Figure contents as structured data
====================
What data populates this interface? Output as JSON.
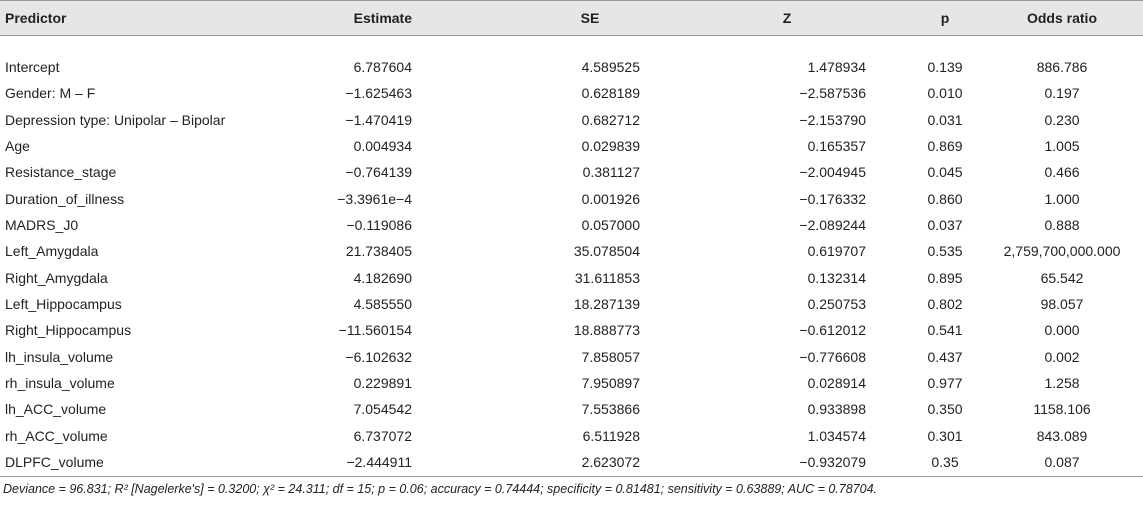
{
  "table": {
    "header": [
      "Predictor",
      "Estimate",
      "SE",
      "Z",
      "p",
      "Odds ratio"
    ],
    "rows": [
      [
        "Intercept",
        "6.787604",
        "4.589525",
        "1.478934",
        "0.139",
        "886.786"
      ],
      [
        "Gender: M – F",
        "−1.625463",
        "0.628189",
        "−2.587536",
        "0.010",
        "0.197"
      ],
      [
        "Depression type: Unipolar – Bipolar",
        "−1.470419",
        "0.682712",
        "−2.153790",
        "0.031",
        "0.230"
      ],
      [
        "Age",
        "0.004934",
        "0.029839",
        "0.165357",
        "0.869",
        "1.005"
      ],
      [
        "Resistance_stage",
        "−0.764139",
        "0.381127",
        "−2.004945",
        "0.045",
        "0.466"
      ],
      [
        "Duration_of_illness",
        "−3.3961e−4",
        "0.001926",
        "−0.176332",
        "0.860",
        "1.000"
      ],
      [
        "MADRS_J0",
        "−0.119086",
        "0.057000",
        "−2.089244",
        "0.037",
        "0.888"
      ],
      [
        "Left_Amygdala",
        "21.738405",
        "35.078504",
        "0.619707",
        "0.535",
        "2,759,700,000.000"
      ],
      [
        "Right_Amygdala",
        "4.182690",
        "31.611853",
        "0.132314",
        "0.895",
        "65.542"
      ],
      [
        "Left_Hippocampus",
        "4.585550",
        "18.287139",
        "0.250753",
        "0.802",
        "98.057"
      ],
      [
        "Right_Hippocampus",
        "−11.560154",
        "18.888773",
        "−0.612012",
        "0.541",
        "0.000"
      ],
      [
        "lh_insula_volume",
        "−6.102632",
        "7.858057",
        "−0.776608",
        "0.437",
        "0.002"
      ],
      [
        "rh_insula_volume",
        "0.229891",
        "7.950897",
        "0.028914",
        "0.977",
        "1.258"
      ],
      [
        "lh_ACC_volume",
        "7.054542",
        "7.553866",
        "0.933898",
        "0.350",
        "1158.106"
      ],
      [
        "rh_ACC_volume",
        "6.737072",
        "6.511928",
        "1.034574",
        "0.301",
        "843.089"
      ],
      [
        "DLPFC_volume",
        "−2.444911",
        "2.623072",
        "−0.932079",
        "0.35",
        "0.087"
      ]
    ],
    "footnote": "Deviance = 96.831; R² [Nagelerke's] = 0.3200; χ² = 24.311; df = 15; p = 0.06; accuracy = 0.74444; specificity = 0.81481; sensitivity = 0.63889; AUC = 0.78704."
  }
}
====================
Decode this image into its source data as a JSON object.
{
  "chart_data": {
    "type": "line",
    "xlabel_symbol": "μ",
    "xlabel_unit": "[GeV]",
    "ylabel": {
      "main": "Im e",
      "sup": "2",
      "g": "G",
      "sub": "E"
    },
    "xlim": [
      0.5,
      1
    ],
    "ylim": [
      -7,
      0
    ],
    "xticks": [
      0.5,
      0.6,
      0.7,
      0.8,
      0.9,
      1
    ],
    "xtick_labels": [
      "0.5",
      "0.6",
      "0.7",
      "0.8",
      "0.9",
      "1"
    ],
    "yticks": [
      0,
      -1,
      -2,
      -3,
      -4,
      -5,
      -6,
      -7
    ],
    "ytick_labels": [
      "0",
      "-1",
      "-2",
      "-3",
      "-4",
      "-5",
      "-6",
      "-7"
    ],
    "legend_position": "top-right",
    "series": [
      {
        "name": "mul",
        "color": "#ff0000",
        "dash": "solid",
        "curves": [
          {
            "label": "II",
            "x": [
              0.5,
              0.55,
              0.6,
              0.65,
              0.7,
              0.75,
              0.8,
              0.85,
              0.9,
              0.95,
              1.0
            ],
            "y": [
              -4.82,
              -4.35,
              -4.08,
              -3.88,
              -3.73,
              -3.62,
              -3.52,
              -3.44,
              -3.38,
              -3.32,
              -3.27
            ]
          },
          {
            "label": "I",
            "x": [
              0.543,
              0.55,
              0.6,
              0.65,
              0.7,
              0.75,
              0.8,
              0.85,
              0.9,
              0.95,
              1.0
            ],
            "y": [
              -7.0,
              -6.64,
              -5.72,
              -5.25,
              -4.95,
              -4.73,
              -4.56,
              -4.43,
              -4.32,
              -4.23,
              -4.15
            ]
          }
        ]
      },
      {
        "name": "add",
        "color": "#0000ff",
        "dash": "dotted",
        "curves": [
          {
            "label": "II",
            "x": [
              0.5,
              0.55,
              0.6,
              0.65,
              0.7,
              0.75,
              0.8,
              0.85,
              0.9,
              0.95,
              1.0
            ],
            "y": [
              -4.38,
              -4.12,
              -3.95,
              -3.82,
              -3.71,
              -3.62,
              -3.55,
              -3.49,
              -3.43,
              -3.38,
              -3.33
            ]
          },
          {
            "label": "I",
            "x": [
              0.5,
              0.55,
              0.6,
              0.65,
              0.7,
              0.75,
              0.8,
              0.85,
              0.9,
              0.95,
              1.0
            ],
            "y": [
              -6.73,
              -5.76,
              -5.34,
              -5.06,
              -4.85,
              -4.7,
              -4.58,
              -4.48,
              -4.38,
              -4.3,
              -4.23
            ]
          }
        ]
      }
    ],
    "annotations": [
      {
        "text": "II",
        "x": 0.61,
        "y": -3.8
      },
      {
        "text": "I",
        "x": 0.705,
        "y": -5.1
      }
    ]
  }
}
====================
**Aim of the exercise**
Among these entries, how many lines include the string "this"? Reply with the number by itself.

**Exercise response**
2